[Item position entries]
········
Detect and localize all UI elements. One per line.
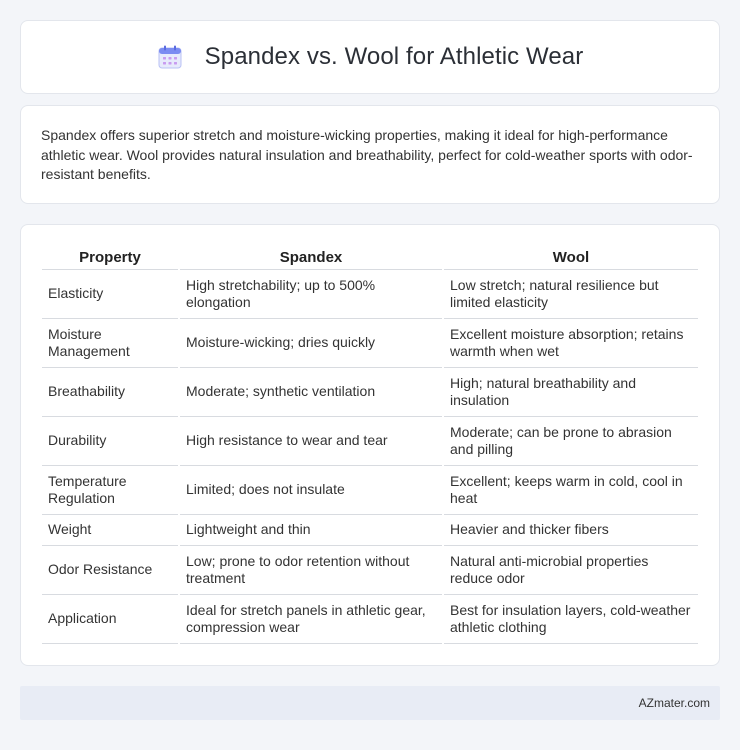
page-header xyxy=(20,20,720,94)
page-title: Spandex vs. Wool for Athletic Wear xyxy=(204,43,584,70)
spandex-cell: High resistance to wear and tear xyxy=(179,416,443,465)
intro-text: Spandex offers superior stretch and moisture-wicking properties, making it ideal for high-performance athletic wear. Wool provides natural insulation and breathability, perfect for cold-weather sports with odor-resistant benefits. xyxy=(41,127,693,182)
spandex-cell: Low; prone to odor retention without treatment xyxy=(179,545,443,594)
calendar-icon xyxy=(157,44,183,70)
spandex-cell: Lightweight and thin xyxy=(179,514,443,545)
wool-cell: Excellent; keeps warm in cold, cool in heat xyxy=(443,465,698,514)
property-cell: Odor Resistance xyxy=(42,545,179,594)
table-header-row xyxy=(42,246,698,269)
table-row xyxy=(42,594,698,643)
spandex-cell: High stretchability; up to 500% elongation xyxy=(179,269,443,318)
wool-cell: Moderate; can be prone to abrasion and pilling xyxy=(443,416,698,465)
wool-cell: Excellent moisture absorption; retains warmth when wet xyxy=(443,318,698,367)
property-cell: Application xyxy=(42,594,179,643)
wool-cell: High; natural breathability and insulation xyxy=(443,367,698,416)
header-property: Property xyxy=(42,246,179,269)
spandex-cell: Ideal for stretch panels in athletic gear, compression wear xyxy=(179,594,443,643)
spandex-cell: Limited; does not insulate xyxy=(179,465,443,514)
property-cell: Temperature Regulation xyxy=(42,465,179,514)
wool-cell: Natural anti-microbial properties reduce odor xyxy=(443,545,698,594)
footer-bar xyxy=(20,686,720,720)
comparison-table xyxy=(42,246,698,644)
spandex-cell: Moisture-wicking; dries quickly xyxy=(179,318,443,367)
intro-card xyxy=(20,105,720,204)
property-cell: Weight xyxy=(42,514,179,545)
header-wool: Wool xyxy=(443,246,698,269)
property-cell: Breathability xyxy=(42,367,179,416)
wool-cell: Low stretch; natural resilience but limited elasticity xyxy=(443,269,698,318)
table-row xyxy=(42,416,698,465)
wool-cell: Best for insulation layers, cold-weather athletic clothing xyxy=(443,594,698,643)
property-cell: Moisture Management xyxy=(42,318,179,367)
header-spandex: Spandex xyxy=(179,246,443,269)
table-row xyxy=(42,545,698,594)
property-cell: Elasticity xyxy=(42,269,179,318)
footer-brand[interactable]: AZmater.com xyxy=(638,696,710,710)
wool-cell: Heavier and thicker fibers xyxy=(443,514,698,545)
table-row xyxy=(42,514,698,545)
table-row xyxy=(42,465,698,514)
table-row xyxy=(42,367,698,416)
comparison-card xyxy=(20,224,720,666)
table-row xyxy=(42,269,698,318)
table-row xyxy=(42,318,698,367)
spandex-cell: Moderate; synthetic ventilation xyxy=(179,367,443,416)
property-cell: Durability xyxy=(42,416,179,465)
········
Count the lines in the records that contain the string "cold", with case counting, and reply with the number alone.

3